== Task prompt ==
Report how many lines in the listing below include the word "Parse". Write nothing besides the number.

------------------------------------------------------------

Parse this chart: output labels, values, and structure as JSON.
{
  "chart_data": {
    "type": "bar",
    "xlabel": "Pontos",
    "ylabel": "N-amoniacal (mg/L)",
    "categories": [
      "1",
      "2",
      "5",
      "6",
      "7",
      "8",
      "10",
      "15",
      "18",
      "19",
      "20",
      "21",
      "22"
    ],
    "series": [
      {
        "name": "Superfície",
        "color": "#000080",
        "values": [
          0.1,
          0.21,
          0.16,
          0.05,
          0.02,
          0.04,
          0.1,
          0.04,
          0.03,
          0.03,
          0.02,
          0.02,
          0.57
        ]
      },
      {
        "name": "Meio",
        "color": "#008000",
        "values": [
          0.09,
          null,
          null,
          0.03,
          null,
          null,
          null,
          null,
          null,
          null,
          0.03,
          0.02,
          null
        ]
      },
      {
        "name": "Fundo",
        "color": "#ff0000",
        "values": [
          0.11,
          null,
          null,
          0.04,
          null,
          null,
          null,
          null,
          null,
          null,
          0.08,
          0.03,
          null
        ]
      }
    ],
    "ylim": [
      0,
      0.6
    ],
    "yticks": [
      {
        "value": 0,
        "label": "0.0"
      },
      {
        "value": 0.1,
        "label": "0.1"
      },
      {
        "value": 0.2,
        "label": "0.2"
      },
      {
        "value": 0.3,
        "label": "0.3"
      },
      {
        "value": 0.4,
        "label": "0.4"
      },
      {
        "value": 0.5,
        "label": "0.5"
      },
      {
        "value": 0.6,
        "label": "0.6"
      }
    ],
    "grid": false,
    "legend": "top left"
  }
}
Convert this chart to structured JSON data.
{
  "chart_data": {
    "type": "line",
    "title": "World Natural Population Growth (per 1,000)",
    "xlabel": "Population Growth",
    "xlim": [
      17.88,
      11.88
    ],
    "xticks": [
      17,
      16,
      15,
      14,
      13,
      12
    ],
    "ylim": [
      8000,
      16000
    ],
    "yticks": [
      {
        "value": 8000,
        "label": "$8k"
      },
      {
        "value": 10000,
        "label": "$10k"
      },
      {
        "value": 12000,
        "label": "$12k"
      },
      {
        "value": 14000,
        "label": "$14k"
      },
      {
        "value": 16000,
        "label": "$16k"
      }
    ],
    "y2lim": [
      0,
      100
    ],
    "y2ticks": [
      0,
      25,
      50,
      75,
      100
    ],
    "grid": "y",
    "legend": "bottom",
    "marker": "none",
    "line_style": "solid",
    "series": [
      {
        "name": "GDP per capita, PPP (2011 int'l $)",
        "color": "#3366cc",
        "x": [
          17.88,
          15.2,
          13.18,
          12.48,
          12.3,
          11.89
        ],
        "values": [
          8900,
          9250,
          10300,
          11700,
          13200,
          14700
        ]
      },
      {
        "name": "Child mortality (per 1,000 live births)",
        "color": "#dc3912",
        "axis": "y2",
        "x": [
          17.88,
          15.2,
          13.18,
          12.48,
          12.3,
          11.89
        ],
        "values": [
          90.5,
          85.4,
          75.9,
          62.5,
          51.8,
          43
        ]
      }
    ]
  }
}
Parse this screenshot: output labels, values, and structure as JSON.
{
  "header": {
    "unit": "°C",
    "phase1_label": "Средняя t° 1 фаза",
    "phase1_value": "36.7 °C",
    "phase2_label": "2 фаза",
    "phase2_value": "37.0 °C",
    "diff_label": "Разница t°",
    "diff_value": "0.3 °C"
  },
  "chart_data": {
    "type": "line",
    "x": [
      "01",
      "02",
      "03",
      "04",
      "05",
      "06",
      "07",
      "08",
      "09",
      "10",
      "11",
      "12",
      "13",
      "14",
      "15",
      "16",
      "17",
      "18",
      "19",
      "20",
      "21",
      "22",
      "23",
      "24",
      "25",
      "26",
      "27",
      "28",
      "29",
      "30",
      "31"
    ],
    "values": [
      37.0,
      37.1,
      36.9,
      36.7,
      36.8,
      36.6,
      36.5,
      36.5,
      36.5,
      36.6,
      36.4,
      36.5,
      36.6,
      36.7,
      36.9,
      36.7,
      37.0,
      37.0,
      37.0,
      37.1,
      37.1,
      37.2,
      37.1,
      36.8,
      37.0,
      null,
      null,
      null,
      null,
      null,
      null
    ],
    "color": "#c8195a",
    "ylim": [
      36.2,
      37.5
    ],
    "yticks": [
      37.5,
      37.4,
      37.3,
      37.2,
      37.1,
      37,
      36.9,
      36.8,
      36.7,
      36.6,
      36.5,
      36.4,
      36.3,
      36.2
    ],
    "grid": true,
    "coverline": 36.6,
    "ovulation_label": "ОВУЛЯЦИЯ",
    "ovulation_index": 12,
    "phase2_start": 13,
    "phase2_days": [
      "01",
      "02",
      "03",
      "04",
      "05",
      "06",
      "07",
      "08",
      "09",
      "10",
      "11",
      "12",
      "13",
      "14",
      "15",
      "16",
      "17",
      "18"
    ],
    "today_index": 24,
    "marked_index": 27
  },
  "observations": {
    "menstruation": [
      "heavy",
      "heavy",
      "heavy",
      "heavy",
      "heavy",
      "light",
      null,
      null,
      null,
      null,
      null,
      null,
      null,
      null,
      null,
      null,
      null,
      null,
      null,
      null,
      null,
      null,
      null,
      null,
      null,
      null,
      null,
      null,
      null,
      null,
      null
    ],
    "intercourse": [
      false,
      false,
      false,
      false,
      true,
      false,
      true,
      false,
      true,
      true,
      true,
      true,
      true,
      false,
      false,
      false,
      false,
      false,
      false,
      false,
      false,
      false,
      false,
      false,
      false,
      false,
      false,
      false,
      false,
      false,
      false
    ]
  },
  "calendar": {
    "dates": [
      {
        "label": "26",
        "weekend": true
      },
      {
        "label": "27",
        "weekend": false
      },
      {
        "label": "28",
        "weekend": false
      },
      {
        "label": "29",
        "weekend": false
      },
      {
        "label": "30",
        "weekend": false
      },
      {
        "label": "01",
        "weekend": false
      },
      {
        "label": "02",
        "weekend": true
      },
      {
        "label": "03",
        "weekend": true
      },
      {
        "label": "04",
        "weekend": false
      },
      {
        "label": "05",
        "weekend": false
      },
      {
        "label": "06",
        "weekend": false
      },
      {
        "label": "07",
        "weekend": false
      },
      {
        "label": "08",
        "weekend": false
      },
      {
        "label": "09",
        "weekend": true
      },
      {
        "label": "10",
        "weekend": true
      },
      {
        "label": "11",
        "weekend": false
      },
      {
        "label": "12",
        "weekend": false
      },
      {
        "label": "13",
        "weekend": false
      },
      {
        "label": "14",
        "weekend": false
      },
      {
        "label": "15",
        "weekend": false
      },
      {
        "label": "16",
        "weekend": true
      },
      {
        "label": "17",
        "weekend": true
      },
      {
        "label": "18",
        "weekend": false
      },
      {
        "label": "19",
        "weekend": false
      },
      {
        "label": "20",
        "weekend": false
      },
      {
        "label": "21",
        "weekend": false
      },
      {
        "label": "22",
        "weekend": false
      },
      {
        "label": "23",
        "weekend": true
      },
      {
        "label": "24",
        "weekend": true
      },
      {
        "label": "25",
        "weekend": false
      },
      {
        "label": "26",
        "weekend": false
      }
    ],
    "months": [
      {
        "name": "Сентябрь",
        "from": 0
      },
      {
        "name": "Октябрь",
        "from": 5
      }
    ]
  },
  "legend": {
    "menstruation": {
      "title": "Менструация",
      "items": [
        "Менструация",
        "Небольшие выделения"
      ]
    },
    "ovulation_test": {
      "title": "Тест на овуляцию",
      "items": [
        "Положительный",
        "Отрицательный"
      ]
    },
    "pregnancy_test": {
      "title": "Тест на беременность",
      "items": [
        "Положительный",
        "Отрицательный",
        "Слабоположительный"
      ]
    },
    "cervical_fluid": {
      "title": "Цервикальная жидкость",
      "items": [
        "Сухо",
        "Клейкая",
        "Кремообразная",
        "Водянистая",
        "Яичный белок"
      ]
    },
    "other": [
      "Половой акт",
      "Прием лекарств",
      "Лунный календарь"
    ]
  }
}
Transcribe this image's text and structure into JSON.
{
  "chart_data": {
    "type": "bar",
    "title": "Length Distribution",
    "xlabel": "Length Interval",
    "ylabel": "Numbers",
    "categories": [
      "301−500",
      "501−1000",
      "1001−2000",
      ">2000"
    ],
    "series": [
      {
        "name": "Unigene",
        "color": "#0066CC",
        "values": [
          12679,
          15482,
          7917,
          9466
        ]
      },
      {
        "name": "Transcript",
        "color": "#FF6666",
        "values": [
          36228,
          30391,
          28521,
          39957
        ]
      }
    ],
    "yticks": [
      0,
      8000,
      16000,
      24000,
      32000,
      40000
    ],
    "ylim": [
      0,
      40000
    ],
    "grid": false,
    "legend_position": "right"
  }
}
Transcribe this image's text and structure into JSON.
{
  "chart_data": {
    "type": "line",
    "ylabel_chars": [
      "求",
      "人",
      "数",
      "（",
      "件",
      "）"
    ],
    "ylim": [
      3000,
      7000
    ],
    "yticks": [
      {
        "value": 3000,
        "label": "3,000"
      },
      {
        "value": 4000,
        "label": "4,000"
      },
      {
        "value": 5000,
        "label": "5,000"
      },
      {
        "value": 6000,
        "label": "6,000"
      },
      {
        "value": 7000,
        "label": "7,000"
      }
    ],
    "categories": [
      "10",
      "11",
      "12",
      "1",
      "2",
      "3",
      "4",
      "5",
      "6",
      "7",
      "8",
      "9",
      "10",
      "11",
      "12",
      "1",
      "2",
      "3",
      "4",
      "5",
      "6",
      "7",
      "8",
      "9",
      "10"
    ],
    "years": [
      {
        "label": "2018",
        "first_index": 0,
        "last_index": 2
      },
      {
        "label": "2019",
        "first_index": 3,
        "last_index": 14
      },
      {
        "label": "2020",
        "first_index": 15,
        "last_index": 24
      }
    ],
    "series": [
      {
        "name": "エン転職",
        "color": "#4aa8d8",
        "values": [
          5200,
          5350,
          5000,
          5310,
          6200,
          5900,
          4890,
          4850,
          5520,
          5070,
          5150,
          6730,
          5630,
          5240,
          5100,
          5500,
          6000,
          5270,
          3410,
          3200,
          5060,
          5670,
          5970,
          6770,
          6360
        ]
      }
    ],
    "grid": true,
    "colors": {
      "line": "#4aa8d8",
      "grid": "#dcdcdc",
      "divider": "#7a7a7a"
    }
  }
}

------------------------------------------------------------

== Exercise result ==
2